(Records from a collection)
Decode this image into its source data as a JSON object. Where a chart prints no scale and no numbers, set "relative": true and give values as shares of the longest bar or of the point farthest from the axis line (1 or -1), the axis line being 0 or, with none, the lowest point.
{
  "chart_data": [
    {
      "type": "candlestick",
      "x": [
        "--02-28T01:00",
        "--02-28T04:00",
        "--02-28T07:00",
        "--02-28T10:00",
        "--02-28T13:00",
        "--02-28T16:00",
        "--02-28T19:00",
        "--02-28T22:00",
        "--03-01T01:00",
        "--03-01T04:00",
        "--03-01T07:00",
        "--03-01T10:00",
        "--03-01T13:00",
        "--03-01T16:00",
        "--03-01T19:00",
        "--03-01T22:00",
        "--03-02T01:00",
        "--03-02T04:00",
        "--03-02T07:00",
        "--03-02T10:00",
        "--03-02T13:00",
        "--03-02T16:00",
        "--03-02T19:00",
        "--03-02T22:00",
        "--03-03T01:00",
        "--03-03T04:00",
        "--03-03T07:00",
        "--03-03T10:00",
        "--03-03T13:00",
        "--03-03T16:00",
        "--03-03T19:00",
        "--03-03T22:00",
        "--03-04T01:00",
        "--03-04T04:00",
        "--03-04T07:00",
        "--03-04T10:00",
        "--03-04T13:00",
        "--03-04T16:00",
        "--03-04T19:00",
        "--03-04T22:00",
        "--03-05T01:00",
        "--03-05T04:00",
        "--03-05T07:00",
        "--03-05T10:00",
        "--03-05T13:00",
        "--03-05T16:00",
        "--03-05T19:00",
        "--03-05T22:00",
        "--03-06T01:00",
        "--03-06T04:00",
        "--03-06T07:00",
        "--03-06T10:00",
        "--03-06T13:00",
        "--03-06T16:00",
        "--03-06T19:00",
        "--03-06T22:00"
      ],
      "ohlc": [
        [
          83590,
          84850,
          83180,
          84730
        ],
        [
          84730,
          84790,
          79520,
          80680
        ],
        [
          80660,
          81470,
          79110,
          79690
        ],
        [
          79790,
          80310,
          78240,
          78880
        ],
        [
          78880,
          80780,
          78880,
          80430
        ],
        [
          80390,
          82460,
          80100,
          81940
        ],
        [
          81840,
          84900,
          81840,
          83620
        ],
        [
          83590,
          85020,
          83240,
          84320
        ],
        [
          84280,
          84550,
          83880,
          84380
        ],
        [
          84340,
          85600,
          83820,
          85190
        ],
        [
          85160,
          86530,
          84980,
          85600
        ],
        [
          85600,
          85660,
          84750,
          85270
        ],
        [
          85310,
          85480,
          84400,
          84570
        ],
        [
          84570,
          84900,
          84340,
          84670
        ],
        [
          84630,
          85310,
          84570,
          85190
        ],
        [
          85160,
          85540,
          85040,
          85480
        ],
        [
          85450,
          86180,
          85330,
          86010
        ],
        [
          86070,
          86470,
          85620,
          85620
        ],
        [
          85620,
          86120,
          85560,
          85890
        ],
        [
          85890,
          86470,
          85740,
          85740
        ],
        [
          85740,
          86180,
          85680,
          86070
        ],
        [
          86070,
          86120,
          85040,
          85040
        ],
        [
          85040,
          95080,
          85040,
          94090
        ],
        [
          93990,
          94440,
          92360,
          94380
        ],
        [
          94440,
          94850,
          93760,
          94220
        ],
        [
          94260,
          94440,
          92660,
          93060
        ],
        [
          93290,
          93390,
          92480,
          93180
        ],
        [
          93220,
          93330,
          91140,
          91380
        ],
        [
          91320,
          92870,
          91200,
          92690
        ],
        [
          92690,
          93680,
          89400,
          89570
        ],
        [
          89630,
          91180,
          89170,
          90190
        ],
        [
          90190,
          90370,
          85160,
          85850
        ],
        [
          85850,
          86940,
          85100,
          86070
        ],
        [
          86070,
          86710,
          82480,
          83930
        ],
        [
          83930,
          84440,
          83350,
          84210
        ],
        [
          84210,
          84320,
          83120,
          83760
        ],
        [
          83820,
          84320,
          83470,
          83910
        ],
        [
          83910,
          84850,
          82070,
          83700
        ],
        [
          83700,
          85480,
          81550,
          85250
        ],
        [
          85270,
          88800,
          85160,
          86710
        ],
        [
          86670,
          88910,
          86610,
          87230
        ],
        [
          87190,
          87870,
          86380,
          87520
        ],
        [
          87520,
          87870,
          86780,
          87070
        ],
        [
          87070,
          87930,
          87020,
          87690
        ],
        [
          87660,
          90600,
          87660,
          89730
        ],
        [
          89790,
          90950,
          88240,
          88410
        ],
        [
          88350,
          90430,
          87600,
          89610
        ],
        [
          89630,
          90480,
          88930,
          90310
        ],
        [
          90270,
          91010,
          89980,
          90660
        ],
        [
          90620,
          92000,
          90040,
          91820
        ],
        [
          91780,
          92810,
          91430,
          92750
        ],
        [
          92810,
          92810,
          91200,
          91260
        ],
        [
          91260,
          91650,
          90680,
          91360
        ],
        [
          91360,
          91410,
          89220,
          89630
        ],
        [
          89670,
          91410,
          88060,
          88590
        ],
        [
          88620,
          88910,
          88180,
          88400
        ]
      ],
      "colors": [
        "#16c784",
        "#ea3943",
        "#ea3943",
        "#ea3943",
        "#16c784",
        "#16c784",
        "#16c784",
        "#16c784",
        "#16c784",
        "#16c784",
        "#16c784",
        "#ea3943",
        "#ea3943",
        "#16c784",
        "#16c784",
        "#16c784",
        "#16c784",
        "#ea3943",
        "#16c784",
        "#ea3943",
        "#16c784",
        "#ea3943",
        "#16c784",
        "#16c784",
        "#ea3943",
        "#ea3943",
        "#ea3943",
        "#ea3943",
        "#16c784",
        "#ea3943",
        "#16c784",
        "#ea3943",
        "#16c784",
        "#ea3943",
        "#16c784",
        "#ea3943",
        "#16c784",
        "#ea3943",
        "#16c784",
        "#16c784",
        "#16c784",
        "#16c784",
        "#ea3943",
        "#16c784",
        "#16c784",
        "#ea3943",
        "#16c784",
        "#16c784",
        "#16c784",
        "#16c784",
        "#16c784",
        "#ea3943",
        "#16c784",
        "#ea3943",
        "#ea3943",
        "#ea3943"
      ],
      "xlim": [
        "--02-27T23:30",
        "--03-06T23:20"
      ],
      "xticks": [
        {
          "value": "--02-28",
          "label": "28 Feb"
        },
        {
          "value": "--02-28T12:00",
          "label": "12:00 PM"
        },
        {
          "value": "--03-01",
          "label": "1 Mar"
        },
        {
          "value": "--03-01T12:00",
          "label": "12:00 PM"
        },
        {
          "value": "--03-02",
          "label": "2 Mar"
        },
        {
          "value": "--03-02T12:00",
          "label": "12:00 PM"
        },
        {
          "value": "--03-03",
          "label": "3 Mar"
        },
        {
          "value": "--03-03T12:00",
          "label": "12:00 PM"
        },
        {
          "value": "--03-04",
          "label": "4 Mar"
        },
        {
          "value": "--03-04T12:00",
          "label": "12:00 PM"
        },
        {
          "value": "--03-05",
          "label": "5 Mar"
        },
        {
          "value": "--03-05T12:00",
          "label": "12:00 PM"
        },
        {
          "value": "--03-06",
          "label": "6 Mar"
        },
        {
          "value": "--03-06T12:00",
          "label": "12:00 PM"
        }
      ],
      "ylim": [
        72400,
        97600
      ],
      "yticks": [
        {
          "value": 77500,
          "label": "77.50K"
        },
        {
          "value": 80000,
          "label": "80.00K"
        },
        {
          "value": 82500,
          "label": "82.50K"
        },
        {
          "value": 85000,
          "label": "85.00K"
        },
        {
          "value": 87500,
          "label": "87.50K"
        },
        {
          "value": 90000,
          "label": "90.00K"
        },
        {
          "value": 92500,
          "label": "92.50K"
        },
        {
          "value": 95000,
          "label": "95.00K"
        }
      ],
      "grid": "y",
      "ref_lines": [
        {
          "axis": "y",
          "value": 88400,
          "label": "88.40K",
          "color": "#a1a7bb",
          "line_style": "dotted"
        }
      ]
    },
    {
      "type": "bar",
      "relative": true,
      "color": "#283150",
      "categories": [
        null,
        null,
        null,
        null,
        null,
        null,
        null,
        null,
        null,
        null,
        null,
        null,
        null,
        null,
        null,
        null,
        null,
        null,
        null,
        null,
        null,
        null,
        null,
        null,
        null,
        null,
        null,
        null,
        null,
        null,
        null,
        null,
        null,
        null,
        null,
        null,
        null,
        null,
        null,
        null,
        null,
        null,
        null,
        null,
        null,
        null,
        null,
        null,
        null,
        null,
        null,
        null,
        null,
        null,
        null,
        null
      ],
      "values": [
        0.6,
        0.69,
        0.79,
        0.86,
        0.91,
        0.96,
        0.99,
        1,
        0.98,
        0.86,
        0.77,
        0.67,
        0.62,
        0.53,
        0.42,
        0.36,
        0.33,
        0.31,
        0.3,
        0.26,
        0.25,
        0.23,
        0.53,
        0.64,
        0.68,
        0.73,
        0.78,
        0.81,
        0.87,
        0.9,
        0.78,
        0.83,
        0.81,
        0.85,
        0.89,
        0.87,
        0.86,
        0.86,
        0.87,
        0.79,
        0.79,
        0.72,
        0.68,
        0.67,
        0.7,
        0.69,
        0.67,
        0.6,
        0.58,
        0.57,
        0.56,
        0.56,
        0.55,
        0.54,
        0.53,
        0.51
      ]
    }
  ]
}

TASK OBJECTIVE:
Which lines of the material contain the string "axis"? List each of them.

FINISHED EXERCISE:
Decode this image into its source data as a JSON object. Where a chart prints no scale and no numbers, set "relative": true and give values as shares of the longest bar or of the point farthest from the axis line (1 or -1), the axis line being 0 or, with none, the lowest point.
          "axis": "y",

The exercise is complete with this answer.